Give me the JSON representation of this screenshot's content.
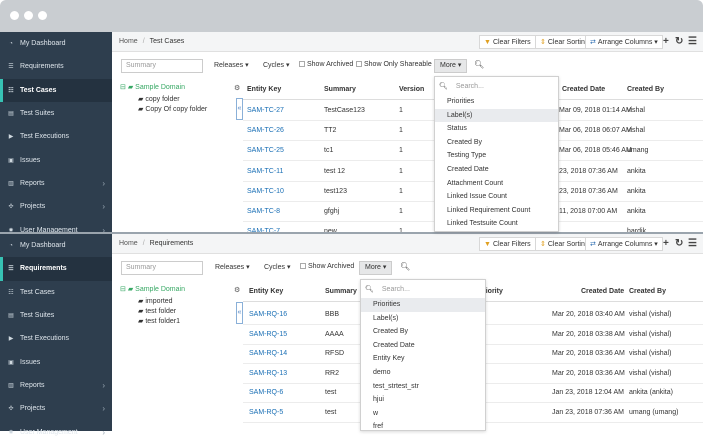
{
  "window": {
    "colors": {
      "chrome": "#c9cdd1",
      "sidebar": "#2e3e4e",
      "accent": "#37c2b4",
      "link": "#1a6fb5"
    }
  },
  "toolbar": {
    "clear_filters": "Clear Filters",
    "clear_sorting": "Clear Sorting",
    "arrange_columns": "Arrange Columns"
  },
  "panel1": {
    "sidebar": [
      {
        "label": "My Dashboard",
        "icon": "dashboard-icon"
      },
      {
        "label": "Requirements",
        "icon": "requirements-icon"
      },
      {
        "label": "Test Cases",
        "icon": "list-icon",
        "active": true
      },
      {
        "label": "Test Suites",
        "icon": "suites-icon"
      },
      {
        "label": "Test Executions",
        "icon": "play-icon"
      },
      {
        "label": "Issues",
        "icon": "issues-icon"
      },
      {
        "label": "Reports",
        "icon": "reports-icon",
        "chevron": true
      },
      {
        "label": "Projects",
        "icon": "projects-icon",
        "chevron": true
      },
      {
        "label": "User Management",
        "icon": "users-icon",
        "chevron": true
      }
    ],
    "breadcrumb": {
      "home": "Home",
      "current": "Test Cases"
    },
    "filters": {
      "search_placeholder": "Summary",
      "releases": "Releases",
      "cycles": "Cycles",
      "show_archived": "Show Archived",
      "show_shareable": "Show Only Shareable",
      "more": "More"
    },
    "tree": {
      "root": "Sample Domain",
      "children": [
        "copy folder",
        "Copy Of copy folder"
      ]
    },
    "columns": {
      "key": "Entity Key",
      "summary": "Summary",
      "version": "Version",
      "created_date": "Created Date",
      "created_by": "Created By"
    },
    "rows": [
      {
        "key": "SAM-TC-27",
        "summary": "TestCase123",
        "version": "1",
        "date": "Mar 09, 2018 01:14 AM",
        "by": "vishal"
      },
      {
        "key": "SAM-TC-26",
        "summary": "TT2",
        "version": "1",
        "date": "Mar 06, 2018 06:07 AM",
        "by": "vishal"
      },
      {
        "key": "SAM-TC-25",
        "summary": "tc1",
        "version": "1",
        "date": "Mar 06, 2018 05:46 AM",
        "by": "umang"
      },
      {
        "key": "SAM-TC-11",
        "summary": "test 12",
        "version": "1",
        "date": "23, 2018 07:36 AM",
        "by": "ankita"
      },
      {
        "key": "SAM-TC-10",
        "summary": "test123",
        "version": "1",
        "date": "23, 2018 07:36 AM",
        "by": "ankita"
      },
      {
        "key": "SAM-TC-8",
        "summary": "gfghj",
        "version": "1",
        "date": "11, 2018 07:00 AM",
        "by": "ankita"
      },
      {
        "key": "SAM-TC-7",
        "summary": "new",
        "version": "1",
        "date": "",
        "by": "hardik"
      }
    ],
    "more_search_placeholder": "Search...",
    "more_options": [
      "Priorities",
      "Label(s)",
      "Status",
      "Created By",
      "Testing Type",
      "Created Date",
      "Attachment Count",
      "Linked Issue Count",
      "Linked Requirement Count",
      "Linked Testsuite Count"
    ],
    "more_highlight": 1
  },
  "panel2": {
    "sidebar": [
      {
        "label": "My Dashboard",
        "icon": "dashboard-icon"
      },
      {
        "label": "Requirements",
        "icon": "requirements-icon",
        "active": true
      },
      {
        "label": "Test Cases",
        "icon": "list-icon"
      },
      {
        "label": "Test Suites",
        "icon": "suites-icon"
      },
      {
        "label": "Test Executions",
        "icon": "play-icon"
      },
      {
        "label": "Issues",
        "icon": "issues-icon"
      },
      {
        "label": "Reports",
        "icon": "reports-icon",
        "chevron": true
      },
      {
        "label": "Projects",
        "icon": "projects-icon",
        "chevron": true
      },
      {
        "label": "User Management",
        "icon": "users-icon",
        "chevron": true
      }
    ],
    "breadcrumb": {
      "home": "Home",
      "current": "Requirements"
    },
    "filters": {
      "search_placeholder": "Summary",
      "releases": "Releases",
      "cycles": "Cycles",
      "show_archived": "Show Archived",
      "more": "More"
    },
    "tree": {
      "root": "Sample Domain",
      "children": [
        "imported",
        "test folder",
        "test folder1"
      ]
    },
    "columns": {
      "key": "Entity Key",
      "summary": "Summary",
      "priority": "riority",
      "created_date": "Created Date",
      "created_by": "Created By"
    },
    "rows": [
      {
        "key": "SAM-RQ-16",
        "summary": "BBB",
        "date": "Mar 20, 2018 03:40 AM",
        "by": "vishal (vishal)"
      },
      {
        "key": "SAM-RQ-15",
        "summary": "AAAA",
        "date": "Mar 20, 2018 03:38 AM",
        "by": "vishal (vishal)"
      },
      {
        "key": "SAM-RQ-14",
        "summary": "RFSD",
        "date": "Mar 20, 2018 03:36 AM",
        "by": "vishal (vishal)"
      },
      {
        "key": "SAM-RQ-13",
        "summary": "RR2",
        "date": "Mar 20, 2018 03:36 AM",
        "by": "vishal (vishal)"
      },
      {
        "key": "SAM-RQ-6",
        "summary": "test",
        "date": "Jan 23, 2018 12:04 AM",
        "by": "ankita (ankita)"
      },
      {
        "key": "SAM-RQ-5",
        "summary": "test",
        "date": "Jan 23, 2018 07:36 AM",
        "by": "umang (umang)"
      }
    ],
    "more_search_placeholder": "Search...",
    "more_options": [
      "Priorities",
      "Label(s)",
      "Created By",
      "Created Date",
      "Entity Key",
      "demo",
      "test_strtest_str",
      "hjui",
      "w",
      "fref"
    ],
    "more_highlight": 0
  }
}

■ ■ ■ ■

TASK STATEMENT:
Reproduce all the entries that precede this task, word for word, minus any pictures.

WRITTEN RESPONSE:
Give me the JSON representation of this screenshot's content.
{
  "window": {
    "colors": {
      "chrome": "#c9cdd1",
      "sidebar": "#2e3e4e",
      "accent": "#37c2b4",
      "link": "#1a6fb5"
    }
  },
  "toolbar": {
    "clear_filters": "Clear Filters",
    "clear_sorting": "Clear Sorting",
    "arrange_columns": "Arrange Columns"
  },
  "panel1": {
    "sidebar": [
      {
        "label": "My Dashboard",
        "icon": "dashboard-icon"
      },
      {
        "label": "Requirements",
        "icon": "requirements-icon"
      },
      {
        "label": "Test Cases",
        "icon": "list-icon",
        "active": true
      },
      {
        "label": "Test Suites",
        "icon": "suites-icon"
      },
      {
        "label": "Test Executions",
        "icon": "play-icon"
      },
      {
        "label": "Issues",
        "icon": "issues-icon"
      },
      {
        "label": "Reports",
        "icon": "reports-icon",
        "chevron": true
      },
      {
        "label": "Projects",
        "icon": "projects-icon",
        "chevron": true
      },
      {
        "label": "User Management",
        "icon": "users-icon",
        "chevron": true
      }
    ],
    "breadcrumb": {
      "home": "Home",
      "current": "Test Cases"
    },
    "filters": {
      "search_placeholder": "Summary",
      "releases": "Releases",
      "cycles": "Cycles",
      "show_archived": "Show Archived",
      "show_shareable": "Show Only Shareable",
      "more": "More"
    },
    "tree": {
      "root": "Sample Domain",
      "children": [
        "copy folder",
        "Copy Of copy folder"
      ]
    },
    "columns": {
      "key": "Entity Key",
      "summary": "Summary",
      "version": "Version",
      "created_date": "Created Date",
      "created_by": "Created By"
    },
    "rows": [
      {
        "key": "SAM-TC-27",
        "summary": "TestCase123",
        "version": "1",
        "date": "Mar 09, 2018 01:14 AM",
        "by": "vishal"
      },
      {
        "key": "SAM-TC-26",
        "summary": "TT2",
        "version": "1",
        "date": "Mar 06, 2018 06:07 AM",
        "by": "vishal"
      },
      {
        "key": "SAM-TC-25",
        "summary": "tc1",
        "version": "1",
        "date": "Mar 06, 2018 05:46 AM",
        "by": "umang"
      },
      {
        "key": "SAM-TC-11",
        "summary": "test 12",
        "version": "1",
        "date": "23, 2018 07:36 AM",
        "by": "ankita"
      },
      {
        "key": "SAM-TC-10",
        "summary": "test123",
        "version": "1",
        "date": "23, 2018 07:36 AM",
        "by": "ankita"
      },
      {
        "key": "SAM-TC-8",
        "summary": "gfghj",
        "version": "1",
        "date": "11, 2018 07:00 AM",
        "by": "ankita"
      },
      {
        "key": "SAM-TC-7",
        "summary": "new",
        "version": "1",
        "date": "",
        "by": "hardik"
      }
    ],
    "more_search_placeholder": "Search...",
    "more_options": [
      "Priorities",
      "Label(s)",
      "Status",
      "Created By",
      "Testing Type",
      "Created Date",
      "Attachment Count",
      "Linked Issue Count",
      "Linked Requirement Count",
      "Linked Testsuite Count"
    ],
    "more_highlight": 1
  },
  "panel2": {
    "sidebar": [
      {
        "label": "My Dashboard",
        "icon": "dashboard-icon"
      },
      {
        "label": "Requirements",
        "icon": "requirements-icon",
        "active": true
      },
      {
        "label": "Test Cases",
        "icon": "list-icon"
      },
      {
        "label": "Test Suites",
        "icon": "suites-icon"
      },
      {
        "label": "Test Executions",
        "icon": "play-icon"
      },
      {
        "label": "Issues",
        "icon": "issues-icon"
      },
      {
        "label": "Reports",
        "icon": "reports-icon",
        "chevron": true
      },
      {
        "label": "Projects",
        "icon": "projects-icon",
        "chevron": true
      },
      {
        "label": "User Management",
        "icon": "users-icon",
        "chevron": true
      }
    ],
    "breadcrumb": {
      "home": "Home",
      "current": "Requirements"
    },
    "filters": {
      "search_placeholder": "Summary",
      "releases": "Releases",
      "cycles": "Cycles",
      "show_archived": "Show Archived",
      "more": "More"
    },
    "tree": {
      "root": "Sample Domain",
      "children": [
        "imported",
        "test folder",
        "test folder1"
      ]
    },
    "columns": {
      "key": "Entity Key",
      "summary": "Summary",
      "priority": "riority",
      "created_date": "Created Date",
      "created_by": "Created By"
    },
    "rows": [
      {
        "key": "SAM-RQ-16",
        "summary": "BBB",
        "date": "Mar 20, 2018 03:40 AM",
        "by": "vishal (vishal)"
      },
      {
        "key": "SAM-RQ-15",
        "summary": "AAAA",
        "date": "Mar 20, 2018 03:38 AM",
        "by": "vishal (vishal)"
      },
      {
        "key": "SAM-RQ-14",
        "summary": "RFSD",
        "date": "Mar 20, 2018 03:36 AM",
        "by": "vishal (vishal)"
      },
      {
        "key": "SAM-RQ-13",
        "summary": "RR2",
        "date": "Mar 20, 2018 03:36 AM",
        "by": "vishal (vishal)"
      },
      {
        "key": "SAM-RQ-6",
        "summary": "test",
        "date": "Jan 23, 2018 12:04 AM",
        "by": "ankita (ankita)"
      },
      {
        "key": "SAM-RQ-5",
        "summary": "test",
        "date": "Jan 23, 2018 07:36 AM",
        "by": "umang (umang)"
      }
    ],
    "more_search_placeholder": "Search...",
    "more_options": [
      "Priorities",
      "Label(s)",
      "Created By",
      "Created Date",
      "Entity Key",
      "demo",
      "test_strtest_str",
      "hjui",
      "w",
      "fref"
    ],
    "more_highlight": 0
  }
}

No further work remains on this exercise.